Written task: Copy every row below word for word, keeping each line and all its numbers unchanged.

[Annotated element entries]

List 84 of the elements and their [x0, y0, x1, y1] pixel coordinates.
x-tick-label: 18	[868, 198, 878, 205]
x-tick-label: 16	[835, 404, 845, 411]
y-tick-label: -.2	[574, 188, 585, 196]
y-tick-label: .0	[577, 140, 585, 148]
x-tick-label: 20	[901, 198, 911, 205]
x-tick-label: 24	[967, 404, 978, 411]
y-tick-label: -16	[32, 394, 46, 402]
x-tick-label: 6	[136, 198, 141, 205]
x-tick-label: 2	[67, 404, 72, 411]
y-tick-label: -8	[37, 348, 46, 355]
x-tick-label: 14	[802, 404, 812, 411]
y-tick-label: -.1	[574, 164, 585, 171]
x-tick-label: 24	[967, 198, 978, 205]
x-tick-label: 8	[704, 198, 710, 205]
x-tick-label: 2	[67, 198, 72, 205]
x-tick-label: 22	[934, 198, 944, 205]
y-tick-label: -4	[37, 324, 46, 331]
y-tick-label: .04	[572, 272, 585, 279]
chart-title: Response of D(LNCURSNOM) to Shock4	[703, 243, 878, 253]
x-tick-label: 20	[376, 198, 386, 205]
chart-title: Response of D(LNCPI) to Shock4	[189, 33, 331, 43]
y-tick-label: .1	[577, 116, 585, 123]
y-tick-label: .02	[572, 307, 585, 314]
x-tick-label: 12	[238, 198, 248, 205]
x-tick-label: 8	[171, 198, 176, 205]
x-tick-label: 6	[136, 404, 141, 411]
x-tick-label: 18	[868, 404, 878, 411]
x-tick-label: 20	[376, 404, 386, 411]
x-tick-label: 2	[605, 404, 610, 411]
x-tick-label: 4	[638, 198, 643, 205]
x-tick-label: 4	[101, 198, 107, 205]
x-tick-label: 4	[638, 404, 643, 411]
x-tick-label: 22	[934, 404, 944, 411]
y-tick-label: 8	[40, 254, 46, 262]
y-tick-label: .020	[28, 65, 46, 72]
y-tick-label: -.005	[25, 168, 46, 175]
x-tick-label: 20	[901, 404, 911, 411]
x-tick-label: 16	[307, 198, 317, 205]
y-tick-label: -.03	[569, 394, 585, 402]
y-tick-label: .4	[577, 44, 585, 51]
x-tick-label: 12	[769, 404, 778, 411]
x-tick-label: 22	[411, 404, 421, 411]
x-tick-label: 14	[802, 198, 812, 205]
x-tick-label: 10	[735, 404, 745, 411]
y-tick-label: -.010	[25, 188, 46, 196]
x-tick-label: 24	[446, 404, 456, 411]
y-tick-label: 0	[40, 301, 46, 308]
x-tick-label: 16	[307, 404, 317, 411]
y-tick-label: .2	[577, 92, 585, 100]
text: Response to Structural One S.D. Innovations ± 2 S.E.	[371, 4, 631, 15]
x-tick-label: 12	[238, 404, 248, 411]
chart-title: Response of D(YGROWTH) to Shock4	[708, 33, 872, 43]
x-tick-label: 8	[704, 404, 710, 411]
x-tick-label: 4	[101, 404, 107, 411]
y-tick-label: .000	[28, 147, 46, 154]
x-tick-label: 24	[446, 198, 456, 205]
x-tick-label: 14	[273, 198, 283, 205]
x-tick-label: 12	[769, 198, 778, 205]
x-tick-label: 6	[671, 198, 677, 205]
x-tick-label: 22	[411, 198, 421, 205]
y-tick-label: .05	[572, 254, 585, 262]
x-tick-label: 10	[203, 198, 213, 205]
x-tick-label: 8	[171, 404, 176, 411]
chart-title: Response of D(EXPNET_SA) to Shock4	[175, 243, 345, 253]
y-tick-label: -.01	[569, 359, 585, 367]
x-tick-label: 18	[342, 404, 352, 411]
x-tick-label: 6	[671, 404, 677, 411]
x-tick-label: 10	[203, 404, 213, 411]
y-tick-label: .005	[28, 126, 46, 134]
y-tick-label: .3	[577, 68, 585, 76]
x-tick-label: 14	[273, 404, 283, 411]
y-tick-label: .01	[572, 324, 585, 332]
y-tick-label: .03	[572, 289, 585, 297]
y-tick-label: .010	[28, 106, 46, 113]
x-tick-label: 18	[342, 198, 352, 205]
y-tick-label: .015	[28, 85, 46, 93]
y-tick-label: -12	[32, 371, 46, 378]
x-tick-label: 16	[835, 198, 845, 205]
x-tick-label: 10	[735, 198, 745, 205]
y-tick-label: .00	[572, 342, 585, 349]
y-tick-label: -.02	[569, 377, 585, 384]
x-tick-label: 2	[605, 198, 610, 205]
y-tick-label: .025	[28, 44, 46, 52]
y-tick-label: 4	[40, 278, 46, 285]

Answer to this exercise:
List 84 of the elements and their [x0, y0, x1, y1] pixel coordinates.
x-tick-label: 18	[868, 198, 878, 205]
x-tick-label: 16	[835, 404, 845, 411]
y-tick-label: -.2	[574, 188, 585, 196]
y-tick-label: .0	[577, 140, 585, 148]
x-tick-label: 20	[901, 198, 911, 205]
x-tick-label: 24	[967, 404, 978, 411]
y-tick-label: -16	[32, 394, 46, 402]
x-tick-label: 6	[136, 198, 141, 205]
x-tick-label: 2	[67, 404, 72, 411]
y-tick-label: -8	[37, 348, 46, 355]
x-tick-label: 14	[802, 404, 812, 411]
y-tick-label: -.1	[574, 164, 585, 171]
x-tick-label: 24	[967, 198, 978, 205]
x-tick-label: 8	[704, 198, 710, 205]
x-tick-label: 2	[67, 198, 72, 205]
x-tick-label: 22	[934, 198, 944, 205]
y-tick-label: -4	[37, 324, 46, 331]
y-tick-label: .04	[572, 272, 585, 279]
chart-title: Response of D(LNCURSNOM) to Shock4	[703, 243, 878, 253]
x-tick-label: 20	[376, 198, 386, 205]
chart-title: Response of D(LNCPI) to Shock4	[189, 33, 331, 43]
y-tick-label: .1	[577, 116, 585, 123]
y-tick-label: .02	[572, 307, 585, 314]
x-tick-label: 12	[238, 198, 248, 205]
x-tick-label: 8	[171, 198, 176, 205]
x-tick-label: 6	[136, 404, 141, 411]
x-tick-label: 18	[868, 404, 878, 411]
x-tick-label: 20	[376, 404, 386, 411]
x-tick-label: 2	[605, 404, 610, 411]
x-tick-label: 4	[638, 198, 643, 205]
x-tick-label: 4	[101, 198, 107, 205]
x-tick-label: 4	[638, 404, 643, 411]
x-tick-label: 22	[934, 404, 944, 411]
y-tick-label: 8	[40, 254, 46, 262]
y-tick-label: .020	[28, 65, 46, 72]
y-tick-label: -.005	[25, 168, 46, 175]
x-tick-label: 20	[901, 404, 911, 411]
x-tick-label: 16	[307, 198, 317, 205]
y-tick-label: -.03	[569, 394, 585, 402]
y-tick-label: .4	[577, 44, 585, 51]
x-tick-label: 12	[769, 404, 778, 411]
x-tick-label: 22	[411, 404, 421, 411]
x-tick-label: 14	[802, 198, 812, 205]
x-tick-label: 10	[735, 404, 745, 411]
y-tick-label: -.010	[25, 188, 46, 196]
x-tick-label: 24	[446, 404, 456, 411]
y-tick-label: 0	[40, 301, 46, 308]
x-tick-label: 16	[307, 404, 317, 411]
y-tick-label: .2	[577, 92, 585, 100]
text: Response to Structural One S.D. Innovations ± 2 S.E.	[371, 4, 631, 15]
x-tick-label: 12	[238, 404, 248, 411]
chart-title: Response of D(YGROWTH) to Shock4	[708, 33, 872, 43]
x-tick-label: 8	[704, 404, 710, 411]
x-tick-label: 4	[101, 404, 107, 411]
y-tick-label: .000	[28, 147, 46, 154]
x-tick-label: 24	[446, 198, 456, 205]
x-tick-label: 14	[273, 198, 283, 205]
x-tick-label: 12	[769, 198, 778, 205]
x-tick-label: 6	[671, 198, 677, 205]
x-tick-label: 22	[411, 198, 421, 205]
y-tick-label: .05	[572, 254, 585, 262]
x-tick-label: 10	[203, 198, 213, 205]
x-tick-label: 8	[171, 404, 176, 411]
chart-title: Response of D(EXPNET_SA) to Shock4	[175, 243, 345, 253]
y-tick-label: -.01	[569, 359, 585, 367]
x-tick-label: 18	[342, 404, 352, 411]
x-tick-label: 6	[671, 404, 677, 411]
x-tick-label: 10	[203, 404, 213, 411]
y-tick-label: .005	[28, 126, 46, 134]
y-tick-label: .3	[577, 68, 585, 76]
x-tick-label: 14	[273, 404, 283, 411]
y-tick-label: .01	[572, 324, 585, 332]
y-tick-label: .03	[572, 289, 585, 297]
y-tick-label: .010	[28, 106, 46, 113]
x-tick-label: 18	[342, 198, 352, 205]
y-tick-label: .015	[28, 85, 46, 93]
y-tick-label: -12	[32, 371, 46, 378]
x-tick-label: 16	[835, 198, 845, 205]
x-tick-label: 10	[735, 198, 745, 205]
y-tick-label: .00	[572, 342, 585, 349]
y-tick-label: -.02	[569, 377, 585, 384]
x-tick-label: 2	[605, 198, 610, 205]
y-tick-label: .025	[28, 44, 46, 52]
y-tick-label: 4	[40, 278, 46, 285]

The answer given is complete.